Count every line of the material that holds the string "Server". Respond with the total only.
^^^^^^^^^^^^^^^^
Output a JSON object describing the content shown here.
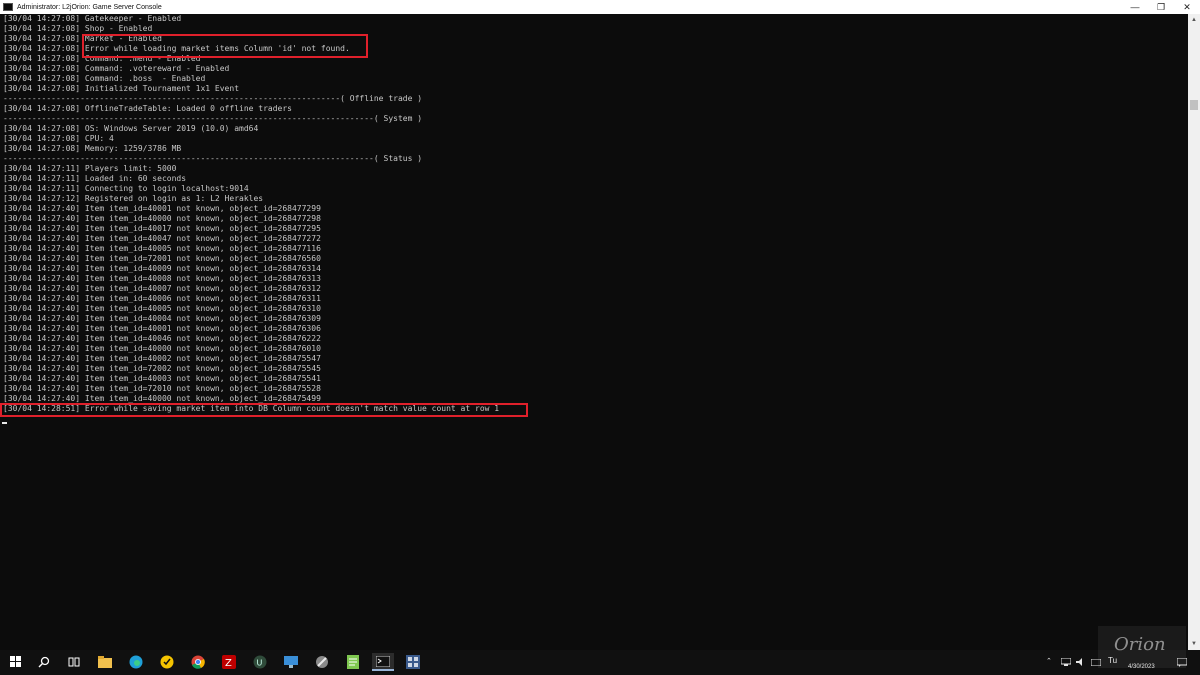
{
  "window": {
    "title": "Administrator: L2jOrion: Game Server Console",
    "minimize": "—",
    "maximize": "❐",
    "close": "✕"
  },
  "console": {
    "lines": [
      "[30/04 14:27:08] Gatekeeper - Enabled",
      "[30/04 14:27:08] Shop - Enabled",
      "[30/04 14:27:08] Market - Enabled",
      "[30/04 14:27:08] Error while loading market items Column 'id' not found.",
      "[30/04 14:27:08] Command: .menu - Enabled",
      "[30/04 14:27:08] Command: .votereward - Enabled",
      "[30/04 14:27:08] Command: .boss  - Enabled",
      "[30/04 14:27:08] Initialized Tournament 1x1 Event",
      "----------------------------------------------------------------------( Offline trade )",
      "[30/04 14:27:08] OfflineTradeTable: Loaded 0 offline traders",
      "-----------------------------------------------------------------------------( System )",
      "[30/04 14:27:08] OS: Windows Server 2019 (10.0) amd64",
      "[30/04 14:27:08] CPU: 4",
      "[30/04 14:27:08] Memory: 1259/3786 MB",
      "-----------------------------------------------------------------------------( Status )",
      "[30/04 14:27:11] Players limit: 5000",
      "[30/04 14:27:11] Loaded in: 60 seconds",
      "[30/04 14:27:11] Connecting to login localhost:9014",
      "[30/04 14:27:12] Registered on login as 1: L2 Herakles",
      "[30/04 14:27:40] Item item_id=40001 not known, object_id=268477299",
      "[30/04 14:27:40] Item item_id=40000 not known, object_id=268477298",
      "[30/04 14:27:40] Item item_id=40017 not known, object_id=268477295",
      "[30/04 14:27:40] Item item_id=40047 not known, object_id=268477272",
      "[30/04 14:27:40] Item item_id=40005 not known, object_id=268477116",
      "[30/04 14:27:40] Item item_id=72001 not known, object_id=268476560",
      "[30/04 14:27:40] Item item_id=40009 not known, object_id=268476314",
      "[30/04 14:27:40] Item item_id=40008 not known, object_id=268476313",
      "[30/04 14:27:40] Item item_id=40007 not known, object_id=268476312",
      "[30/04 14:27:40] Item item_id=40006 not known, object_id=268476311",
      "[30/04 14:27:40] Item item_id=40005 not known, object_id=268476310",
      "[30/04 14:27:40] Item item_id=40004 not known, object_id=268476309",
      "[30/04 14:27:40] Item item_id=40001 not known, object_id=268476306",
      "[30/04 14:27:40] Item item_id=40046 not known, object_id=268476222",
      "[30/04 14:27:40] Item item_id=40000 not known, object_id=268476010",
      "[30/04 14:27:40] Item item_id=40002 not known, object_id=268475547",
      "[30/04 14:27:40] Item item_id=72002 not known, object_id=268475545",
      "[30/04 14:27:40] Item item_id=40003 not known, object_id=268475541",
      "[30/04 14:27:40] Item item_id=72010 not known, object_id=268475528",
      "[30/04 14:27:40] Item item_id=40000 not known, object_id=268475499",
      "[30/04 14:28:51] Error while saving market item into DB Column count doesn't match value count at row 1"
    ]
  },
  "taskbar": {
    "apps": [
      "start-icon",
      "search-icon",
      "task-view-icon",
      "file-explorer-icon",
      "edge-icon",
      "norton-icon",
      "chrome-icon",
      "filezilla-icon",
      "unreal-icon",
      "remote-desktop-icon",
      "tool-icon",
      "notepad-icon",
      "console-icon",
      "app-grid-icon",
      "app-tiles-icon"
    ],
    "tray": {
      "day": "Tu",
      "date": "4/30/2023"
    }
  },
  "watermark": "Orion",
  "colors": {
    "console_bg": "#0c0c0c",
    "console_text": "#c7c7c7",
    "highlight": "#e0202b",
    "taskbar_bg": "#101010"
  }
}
^^^^^^^^^^^^^^^^
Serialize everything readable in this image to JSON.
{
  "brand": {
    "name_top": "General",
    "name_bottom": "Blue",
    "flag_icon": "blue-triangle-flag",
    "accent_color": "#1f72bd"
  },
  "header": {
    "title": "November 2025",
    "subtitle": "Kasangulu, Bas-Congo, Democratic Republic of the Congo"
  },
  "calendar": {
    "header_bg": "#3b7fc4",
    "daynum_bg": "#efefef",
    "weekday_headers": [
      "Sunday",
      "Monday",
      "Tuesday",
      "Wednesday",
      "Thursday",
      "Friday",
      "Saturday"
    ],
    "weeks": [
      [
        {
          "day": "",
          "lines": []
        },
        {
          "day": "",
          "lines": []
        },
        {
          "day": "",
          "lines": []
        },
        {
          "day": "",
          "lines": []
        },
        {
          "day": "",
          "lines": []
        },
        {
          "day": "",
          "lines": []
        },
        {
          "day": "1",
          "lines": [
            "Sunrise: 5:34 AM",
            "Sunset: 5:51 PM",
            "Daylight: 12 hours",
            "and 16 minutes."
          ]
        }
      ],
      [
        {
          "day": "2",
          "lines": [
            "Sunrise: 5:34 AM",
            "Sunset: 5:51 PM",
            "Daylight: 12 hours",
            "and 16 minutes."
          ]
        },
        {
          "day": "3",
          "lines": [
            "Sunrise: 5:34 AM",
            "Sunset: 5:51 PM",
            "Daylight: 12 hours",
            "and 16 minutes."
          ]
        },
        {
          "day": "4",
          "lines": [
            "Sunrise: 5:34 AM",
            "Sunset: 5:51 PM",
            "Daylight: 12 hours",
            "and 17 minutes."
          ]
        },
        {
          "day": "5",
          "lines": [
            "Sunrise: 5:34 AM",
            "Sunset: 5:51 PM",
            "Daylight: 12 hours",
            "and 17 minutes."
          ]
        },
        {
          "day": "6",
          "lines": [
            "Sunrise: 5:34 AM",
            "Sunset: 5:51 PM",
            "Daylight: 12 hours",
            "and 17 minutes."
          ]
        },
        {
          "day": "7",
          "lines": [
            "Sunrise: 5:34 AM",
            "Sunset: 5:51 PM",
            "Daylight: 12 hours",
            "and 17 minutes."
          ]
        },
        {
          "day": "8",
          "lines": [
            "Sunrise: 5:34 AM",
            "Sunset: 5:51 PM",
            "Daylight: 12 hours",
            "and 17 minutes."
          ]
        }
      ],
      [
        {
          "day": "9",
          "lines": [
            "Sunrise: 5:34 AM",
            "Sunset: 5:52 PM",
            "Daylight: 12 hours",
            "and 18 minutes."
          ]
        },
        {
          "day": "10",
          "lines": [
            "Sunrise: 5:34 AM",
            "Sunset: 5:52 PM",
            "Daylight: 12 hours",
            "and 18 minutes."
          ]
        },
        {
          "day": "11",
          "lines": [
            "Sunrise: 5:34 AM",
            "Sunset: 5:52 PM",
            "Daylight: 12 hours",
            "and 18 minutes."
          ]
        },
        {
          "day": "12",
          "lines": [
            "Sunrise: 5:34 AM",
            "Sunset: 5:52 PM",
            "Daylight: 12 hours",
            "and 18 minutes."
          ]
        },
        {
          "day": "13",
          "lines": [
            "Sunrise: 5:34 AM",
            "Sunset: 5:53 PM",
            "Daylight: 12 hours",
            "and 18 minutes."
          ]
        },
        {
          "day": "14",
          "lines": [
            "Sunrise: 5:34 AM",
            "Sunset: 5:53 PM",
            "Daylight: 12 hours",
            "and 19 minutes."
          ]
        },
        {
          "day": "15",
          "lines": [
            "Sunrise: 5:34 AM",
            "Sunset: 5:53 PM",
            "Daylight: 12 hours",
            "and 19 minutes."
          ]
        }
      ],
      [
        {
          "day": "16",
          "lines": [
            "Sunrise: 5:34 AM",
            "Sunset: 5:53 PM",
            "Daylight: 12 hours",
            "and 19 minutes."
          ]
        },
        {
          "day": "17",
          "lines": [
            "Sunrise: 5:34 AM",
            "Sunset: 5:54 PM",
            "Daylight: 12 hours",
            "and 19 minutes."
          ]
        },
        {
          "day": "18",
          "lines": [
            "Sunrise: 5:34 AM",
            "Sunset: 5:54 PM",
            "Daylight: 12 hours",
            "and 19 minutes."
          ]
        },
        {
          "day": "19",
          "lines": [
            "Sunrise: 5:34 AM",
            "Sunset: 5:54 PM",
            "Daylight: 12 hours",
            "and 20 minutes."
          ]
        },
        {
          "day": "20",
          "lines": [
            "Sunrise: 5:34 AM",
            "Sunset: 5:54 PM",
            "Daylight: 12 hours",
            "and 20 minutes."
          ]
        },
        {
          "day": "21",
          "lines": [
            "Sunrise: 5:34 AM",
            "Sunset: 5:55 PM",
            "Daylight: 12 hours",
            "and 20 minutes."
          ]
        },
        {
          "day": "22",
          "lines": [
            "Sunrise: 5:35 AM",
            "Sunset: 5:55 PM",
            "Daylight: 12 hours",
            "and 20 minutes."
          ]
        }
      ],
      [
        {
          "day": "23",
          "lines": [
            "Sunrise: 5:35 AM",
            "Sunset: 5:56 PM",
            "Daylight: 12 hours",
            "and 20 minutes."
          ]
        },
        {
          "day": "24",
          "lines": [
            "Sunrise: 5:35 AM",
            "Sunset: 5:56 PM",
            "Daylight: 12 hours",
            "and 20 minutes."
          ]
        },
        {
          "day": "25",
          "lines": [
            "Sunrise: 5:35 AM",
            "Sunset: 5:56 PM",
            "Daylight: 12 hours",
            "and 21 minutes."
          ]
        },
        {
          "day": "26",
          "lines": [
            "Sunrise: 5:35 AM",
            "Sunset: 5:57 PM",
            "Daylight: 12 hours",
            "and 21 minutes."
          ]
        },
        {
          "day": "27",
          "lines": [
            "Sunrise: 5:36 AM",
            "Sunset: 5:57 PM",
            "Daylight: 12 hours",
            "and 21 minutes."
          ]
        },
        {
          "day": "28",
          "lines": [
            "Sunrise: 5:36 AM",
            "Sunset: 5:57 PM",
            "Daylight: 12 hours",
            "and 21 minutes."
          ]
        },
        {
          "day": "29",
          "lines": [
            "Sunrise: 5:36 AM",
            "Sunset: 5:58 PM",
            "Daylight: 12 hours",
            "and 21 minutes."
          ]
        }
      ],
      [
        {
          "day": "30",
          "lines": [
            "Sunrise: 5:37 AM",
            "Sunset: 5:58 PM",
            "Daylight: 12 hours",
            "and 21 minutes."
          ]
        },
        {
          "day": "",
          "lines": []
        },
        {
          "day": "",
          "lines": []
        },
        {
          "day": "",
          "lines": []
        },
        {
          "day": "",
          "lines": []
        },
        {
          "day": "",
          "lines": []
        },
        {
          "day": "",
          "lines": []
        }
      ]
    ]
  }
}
^^^^^^^^^^^^^^^^
The response - 2